TEXT FOR ANALYSIS –
Paulo Moura (15 July 1932 – 12 July 2010) was a Brazilian clarinetist and saxophonist.

Born in São José do Rio Preto, where his father was the maestro of a marching band and encouraged his son to train as a tailor, Paulo instead studied in the National Music School and performed with the Brazilian Symphonic Orchestra. He was the first black artist to become the first clarinetist in the Municipal Theatre Orchestra. He appeared at Bossa Nova night at Carnegie Hall in 1962 with Sérgio Mendes, the two of them also featuring on Cannonball Adderley's 1962 album, Cannonball's Bossa Nova. He won the Sharp Award for the most popular instrumentalist of the year in 1992.

EXERCISE DETAILS –
Answer these questions using the text about Paulo Moura:
(a) In what city was Paulo Moura born?
(b) On which 1962 album did he appear with Sérgio Mendes?
(c) What award did he win in 1992?
Rely only on the text about Paulo Moura for your answers.

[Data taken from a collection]
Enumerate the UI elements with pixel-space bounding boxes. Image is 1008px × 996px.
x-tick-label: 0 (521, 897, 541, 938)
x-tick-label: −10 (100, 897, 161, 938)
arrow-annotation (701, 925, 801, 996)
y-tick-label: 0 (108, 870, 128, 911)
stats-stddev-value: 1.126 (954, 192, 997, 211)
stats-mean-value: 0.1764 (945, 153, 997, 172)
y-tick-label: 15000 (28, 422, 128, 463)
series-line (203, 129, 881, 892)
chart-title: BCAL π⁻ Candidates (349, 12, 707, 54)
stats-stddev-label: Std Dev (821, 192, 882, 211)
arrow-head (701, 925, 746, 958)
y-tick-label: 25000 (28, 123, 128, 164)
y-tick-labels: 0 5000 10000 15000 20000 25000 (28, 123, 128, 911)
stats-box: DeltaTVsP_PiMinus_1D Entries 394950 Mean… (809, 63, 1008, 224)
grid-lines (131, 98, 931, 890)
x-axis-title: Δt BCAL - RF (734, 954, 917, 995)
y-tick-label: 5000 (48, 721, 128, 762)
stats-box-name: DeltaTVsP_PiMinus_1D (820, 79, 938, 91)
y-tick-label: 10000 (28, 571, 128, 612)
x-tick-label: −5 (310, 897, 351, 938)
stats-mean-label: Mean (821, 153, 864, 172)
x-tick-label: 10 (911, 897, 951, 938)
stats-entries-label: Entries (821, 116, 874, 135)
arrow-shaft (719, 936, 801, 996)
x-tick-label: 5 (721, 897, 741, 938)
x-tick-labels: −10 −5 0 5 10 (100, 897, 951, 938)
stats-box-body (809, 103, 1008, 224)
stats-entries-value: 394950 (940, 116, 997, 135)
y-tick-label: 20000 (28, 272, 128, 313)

RESULT FOR THIS EXERCISE –
(a) São José do Rio Preto
(b) Cannonball Adderley's Cannonball's Bossa Nova
(c) The Sharp Award for the most popular instrumentalist of the year